## begin TASK DATA
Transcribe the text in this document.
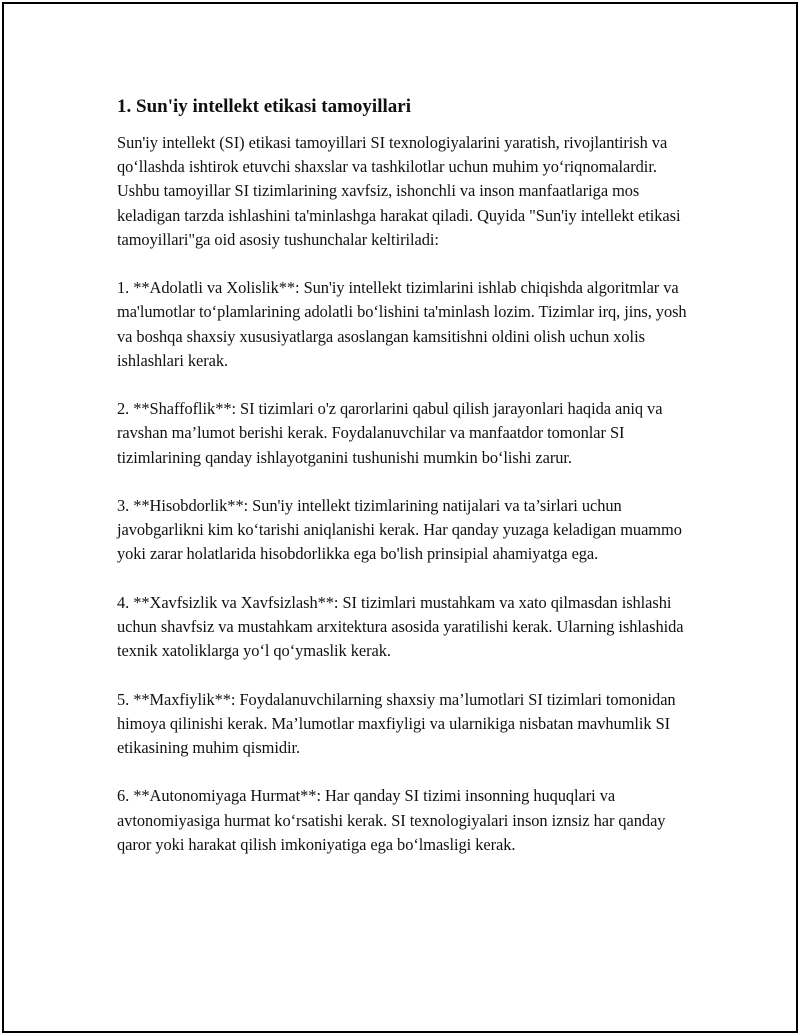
1. Sun'iy intellekt etikasi tamoyillari

Sun'iy intellekt (SI) etikasi tamoyillari SI texnologiyalarini yaratish, rivojlantirish va qo‘llashda ishtirok etuvchi shaxslar va tashkilotlar uchun muhim yo‘riqnomalardir. Ushbu tamoyillar SI tizimlarining xavfsiz, ishonchli va inson manfaatlariga mos keladigan tarzda ishlashini ta'minlashga harakat qiladi. Quyida "Sun'iy intellekt etikasi tamoyillari"ga oid asosiy tushunchalar keltiriladi:

1. **Adolatli va Xolislik**: Sun'iy intellekt tizimlarini ishlab chiqishda algoritmlar va ma'lumotlar to‘plamlarining adolatli bo‘lishini ta'minlash lozim. Tizimlar irq, jins, yosh va boshqa shaxsiy xususiyatlarga asoslangan kamsitishni oldini olish uchun xolis ishlashlari kerak.

2. **Shaffoflik**: SI tizimlari o'z qarorlarini qabul qilish jarayonlari haqida aniq va ravshan ma’lumot berishi kerak. Foydalanuvchilar va manfaatdor tomonlar SI tizimlarining qanday ishlayotganini tushunishi mumkin bo‘lishi zarur.

3. **Hisobdorlik**: Sun'iy intellekt tizimlarining natijalari va ta’sirlari uchun javobgarlikni kim ko‘tarishi aniqlanishi kerak. Har qanday yuzaga keladigan muammo yoki zarar holatlarida hisobdorlikka ega bo'lish prinsipial ahamiyatga ega.

4. **Xavfsizlik va Xavfsizlash**: SI tizimlari mustahkam va xato qilmasdan ishlashi uchun shavfsiz va mustahkam arxitektura asosida yaratilishi kerak. Ularning ishlashida texnik xatoliklarga yo‘l qo‘ymaslik kerak.

5. **Maxfiylik**: Foydalanuvchilarning shaxsiy ma’lumotlari SI tizimlari tomonidan himoya qilinishi kerak. Ma’lumotlar maxfiyligi va ularnikiga nisbatan mavhumlik SI etikasining muhim qismidir.

6. **Autonomiyaga Hurmat**: Har qanday SI tizimi insonning huquqlari va avtonomiyasiga hurmat ko‘rsatishi kerak. SI texnologiyalari inson iznsiz har qanday qaror yoki harakat qilish imkoniyatiga ega bo‘lmasligi kerak.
## end TASK DATA
## REQUIRED WORK
Transcribe the records above exactly, leaving out every picture.

## WRITTEN ANSWER
Transcribe the text in this document.
1. Sun'iy intellekt etikasi tamoyillari

Sun'iy intellekt (SI) etikasi tamoyillari SI texnologiyalarini yaratish, rivojlantirish va qo‘llashda ishtirok etuvchi shaxslar va tashkilotlar uchun muhim yo‘riqnomalardir. Ushbu tamoyillar SI tizimlarining xavfsiz, ishonchli va inson manfaatlariga mos keladigan tarzda ishlashini ta'minlashga harakat qiladi. Quyida "Sun'iy intellekt etikasi tamoyillari"ga oid asosiy tushunchalar keltiriladi:

1. **Adolatli va Xolislik**: Sun'iy intellekt tizimlarini ishlab chiqishda algoritmlar va ma'lumotlar to‘plamlarining adolatli bo‘lishini ta'minlash lozim. Tizimlar irq, jins, yosh va boshqa shaxsiy xususiyatlarga asoslangan kamsitishni oldini olish uchun xolis ishlashlari kerak.

2. **Shaffoflik**: SI tizimlari o'z qarorlarini qabul qilish jarayonlari haqida aniq va ravshan ma’lumot berishi kerak. Foydalanuvchilar va manfaatdor tomonlar SI tizimlarining qanday ishlayotganini tushunishi mumkin bo‘lishi zarur.

3. **Hisobdorlik**: Sun'iy intellekt tizimlarining natijalari va ta’sirlari uchun javobgarlikni kim ko‘tarishi aniqlanishi kerak. Har qanday yuzaga keladigan muammo yoki zarar holatlarida hisobdorlikka ega bo'lish prinsipial ahamiyatga ega.

4. **Xavfsizlik va Xavfsizlash**: SI tizimlari mustahkam va xato qilmasdan ishlashi uchun shavfsiz va mustahkam arxitektura asosida yaratilishi kerak. Ularning ishlashida texnik xatoliklarga yo‘l qo‘ymaslik kerak.

5. **Maxfiylik**: Foydalanuvchilarning shaxsiy ma’lumotlari SI tizimlari tomonidan himoya qilinishi kerak. Ma’lumotlar maxfiyligi va ularnikiga nisbatan mavhumlik SI etikasining muhim qismidir.

6. **Autonomiyaga Hurmat**: Har qanday SI tizimi insonning huquqlari va avtonomiyasiga hurmat ko‘rsatishi kerak. SI texnologiyalari inson iznsiz har qanday qaror yoki harakat qilish imkoniyatiga ega bo‘lmasligi kerak.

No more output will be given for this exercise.